(Dataset excerpts)

====

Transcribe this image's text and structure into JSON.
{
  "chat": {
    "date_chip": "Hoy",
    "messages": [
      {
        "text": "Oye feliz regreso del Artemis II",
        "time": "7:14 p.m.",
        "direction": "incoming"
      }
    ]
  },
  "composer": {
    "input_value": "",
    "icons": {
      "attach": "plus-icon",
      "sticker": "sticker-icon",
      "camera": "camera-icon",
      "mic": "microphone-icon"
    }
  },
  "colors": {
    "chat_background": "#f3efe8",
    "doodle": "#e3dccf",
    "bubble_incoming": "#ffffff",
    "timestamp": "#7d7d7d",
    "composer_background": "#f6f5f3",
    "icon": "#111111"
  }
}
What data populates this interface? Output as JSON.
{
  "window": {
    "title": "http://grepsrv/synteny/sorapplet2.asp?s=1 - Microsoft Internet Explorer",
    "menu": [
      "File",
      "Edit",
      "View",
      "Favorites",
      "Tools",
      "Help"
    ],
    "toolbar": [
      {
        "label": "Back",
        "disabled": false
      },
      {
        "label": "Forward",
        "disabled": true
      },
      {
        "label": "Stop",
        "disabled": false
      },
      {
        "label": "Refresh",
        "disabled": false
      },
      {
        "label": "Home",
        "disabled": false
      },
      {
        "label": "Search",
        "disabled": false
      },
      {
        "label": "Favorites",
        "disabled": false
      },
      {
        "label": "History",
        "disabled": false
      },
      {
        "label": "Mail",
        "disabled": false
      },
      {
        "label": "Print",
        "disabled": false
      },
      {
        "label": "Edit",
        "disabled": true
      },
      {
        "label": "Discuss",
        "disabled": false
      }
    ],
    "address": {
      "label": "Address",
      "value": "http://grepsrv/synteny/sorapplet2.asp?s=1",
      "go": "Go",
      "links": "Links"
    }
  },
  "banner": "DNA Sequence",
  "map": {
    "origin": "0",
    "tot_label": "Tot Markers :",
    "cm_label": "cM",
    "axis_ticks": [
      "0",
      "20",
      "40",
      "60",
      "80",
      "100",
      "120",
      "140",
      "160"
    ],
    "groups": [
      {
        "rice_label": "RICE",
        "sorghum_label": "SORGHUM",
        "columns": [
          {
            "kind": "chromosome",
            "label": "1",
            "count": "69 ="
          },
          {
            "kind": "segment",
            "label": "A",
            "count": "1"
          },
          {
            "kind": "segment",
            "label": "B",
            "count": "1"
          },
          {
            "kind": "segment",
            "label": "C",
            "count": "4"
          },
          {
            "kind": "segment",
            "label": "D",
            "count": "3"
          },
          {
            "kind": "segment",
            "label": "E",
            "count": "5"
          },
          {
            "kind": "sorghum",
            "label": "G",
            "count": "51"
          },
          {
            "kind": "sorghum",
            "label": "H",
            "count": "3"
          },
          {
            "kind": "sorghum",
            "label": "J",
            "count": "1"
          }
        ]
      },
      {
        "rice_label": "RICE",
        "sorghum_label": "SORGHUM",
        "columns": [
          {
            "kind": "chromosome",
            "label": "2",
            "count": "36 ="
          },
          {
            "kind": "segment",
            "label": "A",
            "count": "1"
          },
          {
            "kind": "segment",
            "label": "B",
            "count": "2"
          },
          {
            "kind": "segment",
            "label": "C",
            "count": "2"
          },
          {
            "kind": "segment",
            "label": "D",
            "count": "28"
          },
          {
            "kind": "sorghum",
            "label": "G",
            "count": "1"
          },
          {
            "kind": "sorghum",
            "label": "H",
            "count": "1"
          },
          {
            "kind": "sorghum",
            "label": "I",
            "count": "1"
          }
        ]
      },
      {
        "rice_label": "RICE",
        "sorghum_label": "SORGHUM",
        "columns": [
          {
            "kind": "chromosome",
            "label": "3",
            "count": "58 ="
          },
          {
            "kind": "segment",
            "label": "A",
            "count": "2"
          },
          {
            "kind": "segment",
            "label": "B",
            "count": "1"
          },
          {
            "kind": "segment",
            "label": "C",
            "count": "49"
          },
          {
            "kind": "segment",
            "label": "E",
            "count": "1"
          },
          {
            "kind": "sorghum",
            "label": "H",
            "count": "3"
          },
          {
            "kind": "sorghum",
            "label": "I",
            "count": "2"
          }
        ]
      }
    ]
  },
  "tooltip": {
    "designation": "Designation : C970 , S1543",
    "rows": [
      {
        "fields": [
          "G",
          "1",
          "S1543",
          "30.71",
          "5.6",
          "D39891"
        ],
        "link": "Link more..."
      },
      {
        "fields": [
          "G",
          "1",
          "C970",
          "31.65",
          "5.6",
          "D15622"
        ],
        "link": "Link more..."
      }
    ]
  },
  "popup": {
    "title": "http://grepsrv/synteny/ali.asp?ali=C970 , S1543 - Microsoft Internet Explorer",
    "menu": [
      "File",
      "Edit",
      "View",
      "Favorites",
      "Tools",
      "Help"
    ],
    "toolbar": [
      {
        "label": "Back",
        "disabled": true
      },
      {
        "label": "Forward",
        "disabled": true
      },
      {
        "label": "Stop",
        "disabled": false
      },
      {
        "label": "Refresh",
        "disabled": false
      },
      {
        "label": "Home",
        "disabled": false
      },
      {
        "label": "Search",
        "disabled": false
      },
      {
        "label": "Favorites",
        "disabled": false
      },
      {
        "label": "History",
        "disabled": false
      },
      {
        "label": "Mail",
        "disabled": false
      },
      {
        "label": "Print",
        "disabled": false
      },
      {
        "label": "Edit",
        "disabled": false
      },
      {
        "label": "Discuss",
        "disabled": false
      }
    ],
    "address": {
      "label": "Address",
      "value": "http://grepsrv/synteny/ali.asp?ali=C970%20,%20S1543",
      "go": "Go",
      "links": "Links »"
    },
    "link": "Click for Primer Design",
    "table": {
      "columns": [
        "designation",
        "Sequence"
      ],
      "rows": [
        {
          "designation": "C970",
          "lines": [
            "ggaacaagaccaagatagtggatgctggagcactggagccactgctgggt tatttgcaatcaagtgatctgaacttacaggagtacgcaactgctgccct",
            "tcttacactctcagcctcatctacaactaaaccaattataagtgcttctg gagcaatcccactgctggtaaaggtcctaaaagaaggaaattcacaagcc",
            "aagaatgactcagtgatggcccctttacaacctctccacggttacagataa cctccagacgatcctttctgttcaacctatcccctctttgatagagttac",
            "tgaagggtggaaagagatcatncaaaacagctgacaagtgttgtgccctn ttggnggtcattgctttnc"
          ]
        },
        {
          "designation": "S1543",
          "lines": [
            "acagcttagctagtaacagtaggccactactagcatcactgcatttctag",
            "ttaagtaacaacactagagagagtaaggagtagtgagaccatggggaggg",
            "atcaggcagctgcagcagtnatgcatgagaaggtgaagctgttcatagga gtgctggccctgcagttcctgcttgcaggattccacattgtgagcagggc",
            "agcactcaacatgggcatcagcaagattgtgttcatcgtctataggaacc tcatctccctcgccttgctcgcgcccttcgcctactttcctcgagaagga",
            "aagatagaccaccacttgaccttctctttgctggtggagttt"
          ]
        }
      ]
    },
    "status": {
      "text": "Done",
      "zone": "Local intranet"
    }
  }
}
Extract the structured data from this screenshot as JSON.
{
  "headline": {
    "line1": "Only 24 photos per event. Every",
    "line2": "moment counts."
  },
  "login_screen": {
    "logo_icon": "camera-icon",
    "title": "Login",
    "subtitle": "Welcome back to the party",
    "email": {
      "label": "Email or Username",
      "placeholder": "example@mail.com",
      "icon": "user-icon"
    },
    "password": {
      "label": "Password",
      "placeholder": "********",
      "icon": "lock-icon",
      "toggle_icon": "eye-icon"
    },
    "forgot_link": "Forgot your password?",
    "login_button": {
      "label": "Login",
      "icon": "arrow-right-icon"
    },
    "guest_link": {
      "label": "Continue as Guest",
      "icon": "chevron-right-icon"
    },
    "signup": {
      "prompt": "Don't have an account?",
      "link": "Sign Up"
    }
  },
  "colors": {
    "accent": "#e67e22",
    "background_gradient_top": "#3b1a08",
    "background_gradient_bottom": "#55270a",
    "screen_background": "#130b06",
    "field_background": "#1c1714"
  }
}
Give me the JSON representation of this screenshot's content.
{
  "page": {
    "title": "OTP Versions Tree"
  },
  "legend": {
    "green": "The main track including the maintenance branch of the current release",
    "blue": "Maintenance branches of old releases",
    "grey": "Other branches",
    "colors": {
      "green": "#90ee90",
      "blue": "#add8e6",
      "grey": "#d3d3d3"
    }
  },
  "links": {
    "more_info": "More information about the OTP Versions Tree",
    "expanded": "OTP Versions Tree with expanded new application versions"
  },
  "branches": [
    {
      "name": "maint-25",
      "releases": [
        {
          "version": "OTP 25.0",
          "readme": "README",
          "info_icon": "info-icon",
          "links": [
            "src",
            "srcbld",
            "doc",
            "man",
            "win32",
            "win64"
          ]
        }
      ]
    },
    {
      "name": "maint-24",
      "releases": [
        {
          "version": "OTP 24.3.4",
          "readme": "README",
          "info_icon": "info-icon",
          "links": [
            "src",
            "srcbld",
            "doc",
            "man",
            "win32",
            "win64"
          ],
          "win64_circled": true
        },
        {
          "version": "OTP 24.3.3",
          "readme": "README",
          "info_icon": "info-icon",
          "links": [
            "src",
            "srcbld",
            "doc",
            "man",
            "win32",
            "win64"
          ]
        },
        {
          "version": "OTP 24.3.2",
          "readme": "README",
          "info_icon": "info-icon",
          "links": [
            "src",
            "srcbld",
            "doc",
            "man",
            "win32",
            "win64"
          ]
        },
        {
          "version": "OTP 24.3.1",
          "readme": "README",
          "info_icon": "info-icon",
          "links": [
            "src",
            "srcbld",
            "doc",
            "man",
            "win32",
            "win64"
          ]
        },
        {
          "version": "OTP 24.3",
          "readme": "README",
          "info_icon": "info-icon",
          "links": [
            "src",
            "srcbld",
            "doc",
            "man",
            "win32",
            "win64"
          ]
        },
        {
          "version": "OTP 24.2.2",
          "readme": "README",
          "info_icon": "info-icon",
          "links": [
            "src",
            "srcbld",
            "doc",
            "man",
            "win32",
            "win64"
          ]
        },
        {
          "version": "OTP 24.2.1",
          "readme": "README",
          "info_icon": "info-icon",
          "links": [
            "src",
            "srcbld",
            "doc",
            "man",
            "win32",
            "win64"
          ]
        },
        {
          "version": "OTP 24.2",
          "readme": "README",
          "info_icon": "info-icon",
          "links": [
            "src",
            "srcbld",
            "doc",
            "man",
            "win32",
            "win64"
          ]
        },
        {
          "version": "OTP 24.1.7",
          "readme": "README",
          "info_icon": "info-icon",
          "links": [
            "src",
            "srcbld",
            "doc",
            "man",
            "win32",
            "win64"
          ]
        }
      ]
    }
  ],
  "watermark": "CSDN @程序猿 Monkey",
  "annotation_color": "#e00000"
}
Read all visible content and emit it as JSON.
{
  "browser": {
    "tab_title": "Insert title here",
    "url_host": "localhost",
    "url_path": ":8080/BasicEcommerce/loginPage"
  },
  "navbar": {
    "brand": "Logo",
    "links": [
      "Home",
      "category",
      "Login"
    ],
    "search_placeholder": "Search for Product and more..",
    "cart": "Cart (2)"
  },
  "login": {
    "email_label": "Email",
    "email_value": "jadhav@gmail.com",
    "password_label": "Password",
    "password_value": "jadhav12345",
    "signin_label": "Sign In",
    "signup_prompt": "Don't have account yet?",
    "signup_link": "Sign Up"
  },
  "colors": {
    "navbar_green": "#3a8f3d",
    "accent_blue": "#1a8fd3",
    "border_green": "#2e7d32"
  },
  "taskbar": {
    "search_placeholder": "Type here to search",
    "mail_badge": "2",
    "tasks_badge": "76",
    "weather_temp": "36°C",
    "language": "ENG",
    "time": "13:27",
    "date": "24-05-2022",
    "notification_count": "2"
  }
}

====

§ Work instructions: Beginning at the line containing "Read all visible content and emit it as JSON.", repeat each line exactly through the last line of the entries, and include no other lines.

§ Solution for this task:
Read all visible content and emit it as JSON.
{
  "browser": {
    "tab_title": "Insert title here",
    "url_host": "localhost",
    "url_path": ":8080/BasicEcommerce/loginPage"
  },
  "navbar": {
    "brand": "Logo",
    "links": [
      "Home",
      "category",
      "Login"
    ],
    "search_placeholder": "Search for Product and more..",
    "cart": "Cart (2)"
  },
  "login": {
    "email_label": "Email",
    "email_value": "jadhav@gmail.com",
    "password_label": "Password",
    "password_value": "jadhav12345",
    "signin_label": "Sign In",
    "signup_prompt": "Don't have account yet?",
    "signup_link": "Sign Up"
  },
  "colors": {
    "navbar_green": "#3a8f3d",
    "accent_blue": "#1a8fd3",
    "border_green": "#2e7d32"
  },
  "taskbar": {
    "search_placeholder": "Type here to search",
    "mail_badge": "2",
    "tasks_badge": "76",
    "weather_temp": "36°C",
    "language": "ENG",
    "time": "13:27",
    "date": "24-05-2022",
    "notification_count": "2"
  }
}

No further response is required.